REQUIREMENT
Give the entries again exactly, every one of them.

----

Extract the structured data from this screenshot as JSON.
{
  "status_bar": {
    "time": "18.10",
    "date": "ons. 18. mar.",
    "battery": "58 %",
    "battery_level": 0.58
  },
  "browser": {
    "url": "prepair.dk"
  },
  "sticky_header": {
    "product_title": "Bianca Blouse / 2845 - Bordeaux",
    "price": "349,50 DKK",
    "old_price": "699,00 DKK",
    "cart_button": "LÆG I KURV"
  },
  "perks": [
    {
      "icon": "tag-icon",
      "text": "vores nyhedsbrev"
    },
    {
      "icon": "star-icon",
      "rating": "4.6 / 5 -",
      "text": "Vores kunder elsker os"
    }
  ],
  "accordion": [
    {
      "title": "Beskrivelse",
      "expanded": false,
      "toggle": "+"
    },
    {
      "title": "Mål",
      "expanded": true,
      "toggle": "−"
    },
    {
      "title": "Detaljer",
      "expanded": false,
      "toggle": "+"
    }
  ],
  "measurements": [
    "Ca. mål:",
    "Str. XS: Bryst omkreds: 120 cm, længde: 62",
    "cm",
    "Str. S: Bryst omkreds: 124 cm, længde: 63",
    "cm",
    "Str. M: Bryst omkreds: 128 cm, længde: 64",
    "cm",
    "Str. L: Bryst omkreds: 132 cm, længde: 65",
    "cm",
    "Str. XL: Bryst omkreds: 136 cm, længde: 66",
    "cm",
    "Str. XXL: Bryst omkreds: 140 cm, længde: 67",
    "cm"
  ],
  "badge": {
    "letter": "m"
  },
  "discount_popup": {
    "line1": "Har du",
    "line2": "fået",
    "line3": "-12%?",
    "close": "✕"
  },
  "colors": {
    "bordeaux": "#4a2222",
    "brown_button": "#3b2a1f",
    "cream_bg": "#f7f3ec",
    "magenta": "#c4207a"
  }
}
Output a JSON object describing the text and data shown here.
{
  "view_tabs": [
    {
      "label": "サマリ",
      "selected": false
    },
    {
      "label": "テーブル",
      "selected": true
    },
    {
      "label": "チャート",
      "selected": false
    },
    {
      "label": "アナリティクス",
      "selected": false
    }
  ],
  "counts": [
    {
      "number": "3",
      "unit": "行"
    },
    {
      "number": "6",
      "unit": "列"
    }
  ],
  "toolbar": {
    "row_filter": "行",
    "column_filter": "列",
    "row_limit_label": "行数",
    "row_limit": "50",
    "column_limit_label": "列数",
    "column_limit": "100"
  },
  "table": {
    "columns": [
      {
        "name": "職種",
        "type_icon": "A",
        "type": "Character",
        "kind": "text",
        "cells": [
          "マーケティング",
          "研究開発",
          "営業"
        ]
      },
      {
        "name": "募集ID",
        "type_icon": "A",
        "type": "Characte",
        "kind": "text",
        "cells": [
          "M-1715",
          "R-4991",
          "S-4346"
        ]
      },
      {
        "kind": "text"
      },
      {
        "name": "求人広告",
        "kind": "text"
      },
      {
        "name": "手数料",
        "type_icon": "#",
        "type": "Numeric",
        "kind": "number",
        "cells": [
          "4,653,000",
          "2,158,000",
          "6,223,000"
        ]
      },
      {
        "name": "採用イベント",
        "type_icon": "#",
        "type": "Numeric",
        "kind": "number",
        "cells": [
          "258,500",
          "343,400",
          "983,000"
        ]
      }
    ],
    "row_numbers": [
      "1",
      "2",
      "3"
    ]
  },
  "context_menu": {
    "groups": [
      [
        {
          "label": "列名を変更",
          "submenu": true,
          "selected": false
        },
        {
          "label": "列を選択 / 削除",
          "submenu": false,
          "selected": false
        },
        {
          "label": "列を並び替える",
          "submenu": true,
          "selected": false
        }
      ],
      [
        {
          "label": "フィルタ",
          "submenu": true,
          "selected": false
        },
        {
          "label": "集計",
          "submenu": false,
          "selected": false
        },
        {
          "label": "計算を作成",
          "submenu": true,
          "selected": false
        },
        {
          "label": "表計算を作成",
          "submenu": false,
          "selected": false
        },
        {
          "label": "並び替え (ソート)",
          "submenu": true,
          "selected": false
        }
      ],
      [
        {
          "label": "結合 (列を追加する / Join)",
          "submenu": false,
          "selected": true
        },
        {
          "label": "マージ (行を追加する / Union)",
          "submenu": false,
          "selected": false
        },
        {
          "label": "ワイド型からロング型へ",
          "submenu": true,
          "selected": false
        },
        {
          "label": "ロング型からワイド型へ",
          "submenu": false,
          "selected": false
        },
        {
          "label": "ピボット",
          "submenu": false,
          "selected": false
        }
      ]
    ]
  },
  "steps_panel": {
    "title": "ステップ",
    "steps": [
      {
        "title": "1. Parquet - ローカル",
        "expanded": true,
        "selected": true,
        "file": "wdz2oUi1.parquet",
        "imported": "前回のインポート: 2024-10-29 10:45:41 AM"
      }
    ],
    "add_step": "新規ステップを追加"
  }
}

----

WORKED ANSWER
Extract the structured data from this screenshot as JSON.
{
  "status_bar": {
    "time": "18.10",
    "date": "ons. 18. mar.",
    "battery": "58 %",
    "battery_level": 0.58
  },
  "browser": {
    "url": "prepair.dk"
  },
  "sticky_header": {
    "product_title": "Bianca Blouse / 2845 - Bordeaux",
    "price": "349,50 DKK",
    "old_price": "699,00 DKK",
    "cart_button": "LÆG I KURV"
  },
  "perks": [
    {
      "icon": "tag-icon",
      "text": "vores nyhedsbrev"
    },
    {
      "icon": "star-icon",
      "rating": "4.6 / 5 -",
      "text": "Vores kunder elsker os"
    }
  ],
  "accordion": [
    {
      "title": "Beskrivelse",
      "expanded": false,
      "toggle": "+"
    },
    {
      "title": "Mål",
      "expanded": true,
      "toggle": "−"
    },
    {
      "title": "Detaljer",
      "expanded": false,
      "toggle": "+"
    }
  ],
  "measurements": [
    "Ca. mål:",
    "Str. XS: Bryst omkreds: 120 cm, længde: 62",
    "cm",
    "Str. S: Bryst omkreds: 124 cm, længde: 63",
    "cm",
    "Str. M: Bryst omkreds: 128 cm, længde: 64",
    "cm",
    "Str. L: Bryst omkreds: 132 cm, længde: 65",
    "cm",
    "Str. XL: Bryst omkreds: 136 cm, længde: 66",
    "cm",
    "Str. XXL: Bryst omkreds: 140 cm, længde: 67",
    "cm"
  ],
  "badge": {
    "letter": "m"
  },
  "discount_popup": {
    "line1": "Har du",
    "line2": "fået",
    "line3": "-12%?",
    "close": "✕"
  },
  "colors": {
    "bordeaux": "#4a2222",
    "brown_button": "#3b2a1f",
    "cream_bg": "#f7f3ec",
    "magenta": "#c4207a"
  }
}
Output a JSON object describing the text and data shown here.
{
  "view_tabs": [
    {
      "label": "サマリ",
      "selected": false
    },
    {
      "label": "テーブル",
      "selected": true
    },
    {
      "label": "チャート",
      "selected": false
    },
    {
      "label": "アナリティクス",
      "selected": false
    }
  ],
  "counts": [
    {
      "number": "3",
      "unit": "行"
    },
    {
      "number": "6",
      "unit": "列"
    }
  ],
  "toolbar": {
    "row_filter": "行",
    "column_filter": "列",
    "row_limit_label": "行数",
    "row_limit": "50",
    "column_limit_label": "列数",
    "column_limit": "100"
  },
  "table": {
    "columns": [
      {
        "name": "職種",
        "type_icon": "A",
        "type": "Character",
        "kind": "text",
        "cells": [
          "マーケティング",
          "研究開発",
          "営業"
        ]
      },
      {
        "name": "募集ID",
        "type_icon": "A",
        "type": "Characte",
        "kind": "text",
        "cells": [
          "M-1715",
          "R-4991",
          "S-4346"
        ]
      },
      {
        "kind": "text"
      },
      {
        "name": "求人広告",
        "kind": "text"
      },
      {
        "name": "手数料",
        "type_icon": "#",
        "type": "Numeric",
        "kind": "number",
        "cells": [
          "4,653,000",
          "2,158,000",
          "6,223,000"
        ]
      },
      {
        "name": "採用イベント",
        "type_icon": "#",
        "type": "Numeric",
        "kind": "number",
        "cells": [
          "258,500",
          "343,400",
          "983,000"
        ]
      }
    ],
    "row_numbers": [
      "1",
      "2",
      "3"
    ]
  },
  "context_menu": {
    "groups": [
      [
        {
          "label": "列名を変更",
          "submenu": true,
          "selected": false
        },
        {
          "label": "列を選択 / 削除",
          "submenu": false,
          "selected": false
        },
        {
          "label": "列を並び替える",
          "submenu": true,
          "selected": false
        }
      ],
      [
        {
          "label": "フィルタ",
          "submenu": true,
          "selected": false
        },
        {
          "label": "集計",
          "submenu": false,
          "selected": false
        },
        {
          "label": "計算を作成",
          "submenu": true,
          "selected": false
        },
        {
          "label": "表計算を作成",
          "submenu": false,
          "selected": false
        },
        {
          "label": "並び替え (ソート)",
          "submenu": true,
          "selected": false
        }
      ],
      [
        {
          "label": "結合 (列を追加する / Join)",
          "submenu": false,
          "selected": true
        },
        {
          "label": "マージ (行を追加する / Union)",
          "submenu": false,
          "selected": false
        },
        {
          "label": "ワイド型からロング型へ",
          "submenu": true,
          "selected": false
        },
        {
          "label": "ロング型からワイド型へ",
          "submenu": false,
          "selected": false
        },
        {
          "label": "ピボット",
          "submenu": false,
          "selected": false
        }
      ]
    ]
  },
  "steps_panel": {
    "title": "ステップ",
    "steps": [
      {
        "title": "1. Parquet - ローカル",
        "expanded": true,
        "selected": true,
        "file": "wdz2oUi1.parquet",
        "imported": "前回のインポート: 2024-10-29 10:45:41 AM"
      }
    ],
    "add_step": "新規ステップを追加"
  }
}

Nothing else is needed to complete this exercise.